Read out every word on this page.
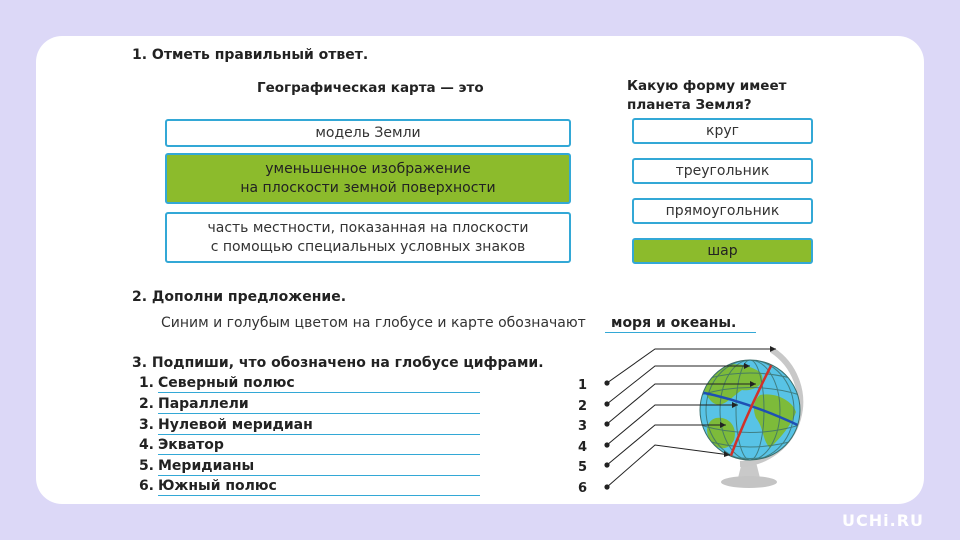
1. Отметь правильный ответ.
Географическая карта — это	Какую форму имеет
планета Земля?
модель Земли
уменьшенное изображение
на плоскости земной поверхности
часть местности, показанная на плоскости
с помощью специальных условных знаков
круг
треугольник
прямоугольник
шар
2. Дополни предложение.
Синим и голубым цветом на глобусе и карте обозначают	моря и океаны.
3. Подпиши, что обозначено на глобусе цифрами.
1. Северный полюс
2. Параллели
3. Нулевой меридиан
4. Экватор
5. Меридианы
6. Южный полюс
1
2
3
4
5
6
UCHi.RU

--------

### Problem to work on
Your task is to return the entries above exactly, with no pictures.

### Reply to the exercise
Read out every word on this page.
1. Отметь правильный ответ.
Географическая карта — это	Какую форму имеет
планета Земля?
модель Земли
уменьшенное изображение
на плоскости земной поверхности
часть местности, показанная на плоскости
с помощью специальных условных знаков
круг
треугольник
прямоугольник
шар
2. Дополни предложение.
Синим и голубым цветом на глобусе и карте обозначают	моря и океаны.
3. Подпиши, что обозначено на глобусе цифрами.
1. Северный полюс
2. Параллели
3. Нулевой меридиан
4. Экватор
5. Меридианы
6. Южный полюс
1
2
3
4
5
6
UCHi.RU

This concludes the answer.